Report the number of lines in the entries below that include the word "this", and nothing else.
:::::
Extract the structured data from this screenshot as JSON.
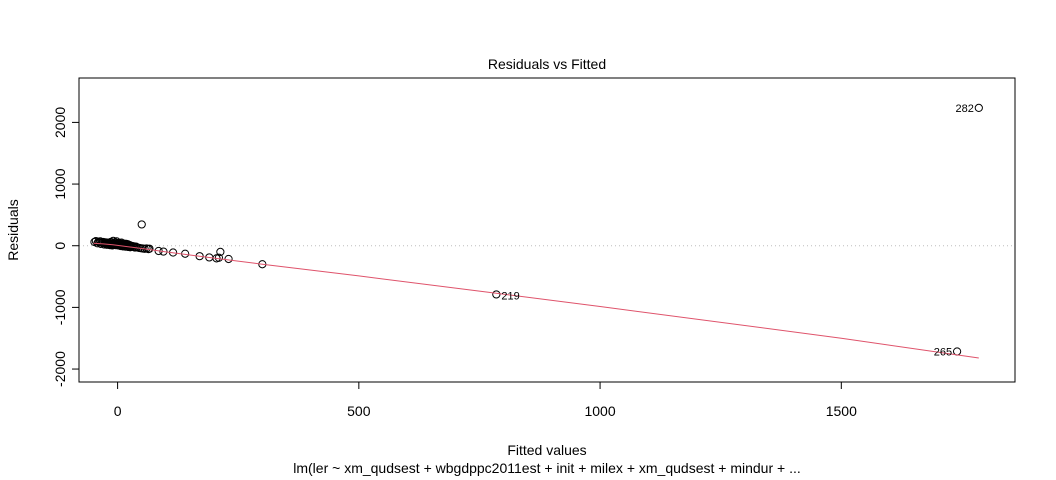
{
  "chart_data": {
    "type": "scatter",
    "title": "Residuals vs Fitted",
    "xlabel": "Fitted values",
    "ylabel": "Residuals",
    "subtitle": "lm(ler ~ xm_qudsest + wbgdppc2011est + init + milex + xm_qudsest + mindur + ...",
    "xlim": [
      -80,
      1860
    ],
    "ylim": [
      -2210,
      2720
    ],
    "xticks": [
      0,
      500,
      1000,
      1500
    ],
    "yticks": [
      -2000,
      -1000,
      0,
      1000,
      2000
    ],
    "zero_line": true,
    "point_color": "#000000",
    "smooth_color": "#df536b",
    "zero_line_color": "#bebebe",
    "points": [
      [
        -48,
        60
      ],
      [
        -45,
        75
      ],
      [
        -42,
        40
      ],
      [
        -40,
        65
      ],
      [
        -38,
        55
      ],
      [
        -36,
        70
      ],
      [
        -35,
        30
      ],
      [
        -33,
        50
      ],
      [
        -31,
        45
      ],
      [
        -30,
        60
      ],
      [
        -28,
        20
      ],
      [
        -27,
        40
      ],
      [
        -25,
        55
      ],
      [
        -24,
        30
      ],
      [
        -22,
        15
      ],
      [
        -21,
        35
      ],
      [
        -20,
        50
      ],
      [
        -18,
        25
      ],
      [
        -17,
        45
      ],
      [
        -16,
        10
      ],
      [
        -15,
        30
      ],
      [
        -14,
        60
      ],
      [
        -13,
        20
      ],
      [
        -12,
        40
      ],
      [
        -11,
        5
      ],
      [
        -10,
        25
      ],
      [
        -9,
        80
      ],
      [
        -8,
        45
      ],
      [
        -7,
        15
      ],
      [
        -6,
        35
      ],
      [
        -5,
        55
      ],
      [
        -4,
        10
      ],
      [
        -3,
        30
      ],
      [
        -2,
        70
      ],
      [
        -1,
        20
      ],
      [
        0,
        40
      ],
      [
        1,
        5
      ],
      [
        2,
        25
      ],
      [
        3,
        45
      ],
      [
        4,
        15
      ],
      [
        5,
        35
      ],
      [
        6,
        -5
      ],
      [
        7,
        20
      ],
      [
        8,
        50
      ],
      [
        9,
        10
      ],
      [
        10,
        30
      ],
      [
        11,
        -10
      ],
      [
        12,
        15
      ],
      [
        13,
        35
      ],
      [
        14,
        0
      ],
      [
        15,
        20
      ],
      [
        16,
        -15
      ],
      [
        17,
        10
      ],
      [
        18,
        30
      ],
      [
        19,
        -5
      ],
      [
        20,
        15
      ],
      [
        21,
        25
      ],
      [
        22,
        -20
      ],
      [
        23,
        5
      ],
      [
        24,
        -10
      ],
      [
        25,
        10
      ],
      [
        26,
        -25
      ],
      [
        27,
        0
      ],
      [
        28,
        -15
      ],
      [
        30,
        -5
      ],
      [
        32,
        -20
      ],
      [
        34,
        -10
      ],
      [
        36,
        -30
      ],
      [
        38,
        -15
      ],
      [
        40,
        -25
      ],
      [
        44,
        -35
      ],
      [
        48,
        -40
      ],
      [
        50,
        345
      ],
      [
        52,
        -45
      ],
      [
        56,
        -50
      ],
      [
        60,
        -45
      ],
      [
        64,
        -55
      ],
      [
        66,
        -48
      ],
      [
        85,
        -85
      ],
      [
        95,
        -95
      ],
      [
        115,
        -110
      ],
      [
        140,
        -130
      ],
      [
        170,
        -170
      ],
      [
        190,
        -190
      ],
      [
        205,
        -205
      ],
      [
        210,
        -195
      ],
      [
        213,
        -100
      ],
      [
        230,
        -215
      ],
      [
        300,
        -300
      ],
      [
        785,
        -790
      ],
      [
        1740,
        -1715
      ],
      [
        1785,
        2235
      ]
    ],
    "point_labels": [
      {
        "text": "282",
        "x": 1785,
        "y": 2235
      },
      {
        "text": "219",
        "x": 785,
        "y": -790
      },
      {
        "text": "265",
        "x": 1740,
        "y": -1715
      }
    ],
    "smooth_line": [
      [
        -50,
        40
      ],
      [
        -30,
        30
      ],
      [
        -10,
        15
      ],
      [
        10,
        -5
      ],
      [
        30,
        -25
      ],
      [
        60,
        -55
      ],
      [
        100,
        -100
      ],
      [
        200,
        -200
      ],
      [
        300,
        -300
      ],
      [
        500,
        -490
      ],
      [
        785,
        -770
      ],
      [
        1000,
        -985
      ],
      [
        1500,
        -1500
      ],
      [
        1785,
        -1820
      ]
    ]
  }
}
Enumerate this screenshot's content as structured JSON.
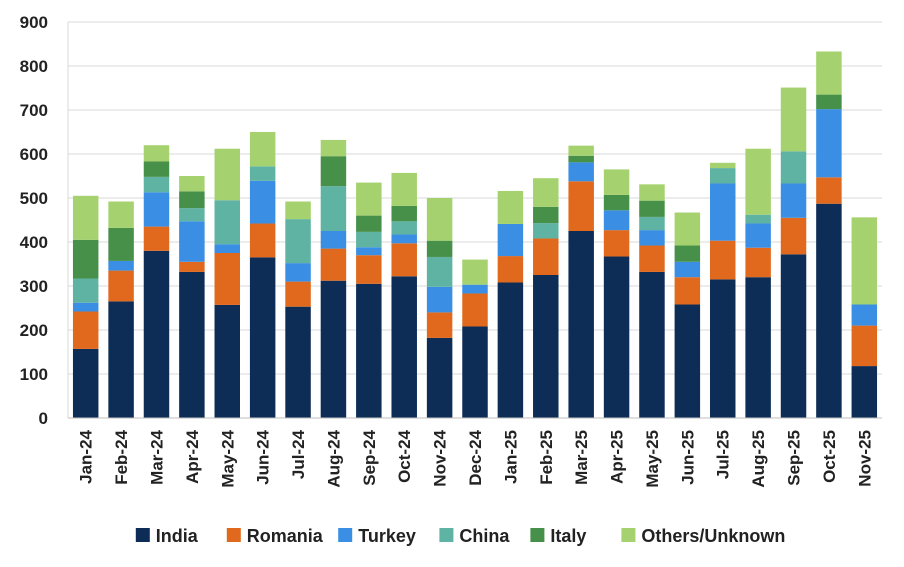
{
  "chart_data": {
    "type": "bar",
    "stacked": true,
    "title": "",
    "xlabel": "",
    "ylabel": "",
    "ylim": [
      0,
      900
    ],
    "yticks": [
      0,
      100,
      200,
      300,
      400,
      500,
      600,
      700,
      800,
      900
    ],
    "grid": true,
    "legend_position": "bottom",
    "categories": [
      "Jan-24",
      "Feb-24",
      "Mar-24",
      "Apr-24",
      "May-24",
      "Jun-24",
      "Jul-24",
      "Aug-24",
      "Sep-24",
      "Oct-24",
      "Nov-24",
      "Dec-24",
      "Jan-25",
      "Feb-25",
      "Mar-25",
      "Apr-25",
      "May-25",
      "Jun-25",
      "Jul-25",
      "Aug-25",
      "Sep-25",
      "Oct-25",
      "Nov-25"
    ],
    "series": [
      {
        "name": "India",
        "color": "#0d2d57",
        "values": [
          157,
          265,
          380,
          332,
          257,
          365,
          253,
          312,
          305,
          322,
          182,
          208,
          308,
          325,
          425,
          367,
          332,
          258,
          315,
          320,
          372,
          487,
          118
        ]
      },
      {
        "name": "Romania",
        "color": "#e0691e",
        "values": [
          85,
          70,
          55,
          23,
          118,
          77,
          57,
          73,
          65,
          75,
          58,
          75,
          60,
          83,
          113,
          60,
          60,
          62,
          88,
          67,
          83,
          60,
          92
        ]
      },
      {
        "name": "Turkey",
        "color": "#3a8fe4",
        "values": [
          20,
          22,
          78,
          92,
          20,
          97,
          42,
          40,
          18,
          20,
          58,
          20,
          73,
          0,
          43,
          45,
          35,
          35,
          130,
          55,
          78,
          155,
          48
        ]
      },
      {
        "name": "China",
        "color": "#5fb3a3",
        "values": [
          55,
          0,
          35,
          30,
          100,
          33,
          100,
          102,
          35,
          30,
          68,
          0,
          0,
          35,
          0,
          0,
          30,
          0,
          35,
          20,
          73,
          0,
          0
        ]
      },
      {
        "name": "Italy",
        "color": "#47904a",
        "values": [
          88,
          75,
          35,
          38,
          0,
          0,
          0,
          68,
          37,
          35,
          37,
          0,
          0,
          37,
          15,
          35,
          37,
          37,
          0,
          0,
          0,
          33,
          0
        ]
      },
      {
        "name": "Others/Unknown",
        "color": "#a5d26e",
        "values": [
          100,
          60,
          37,
          35,
          117,
          78,
          40,
          37,
          75,
          75,
          97,
          57,
          75,
          65,
          23,
          58,
          37,
          75,
          12,
          150,
          145,
          98,
          198
        ]
      }
    ]
  }
}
:::::
- [The reply] 2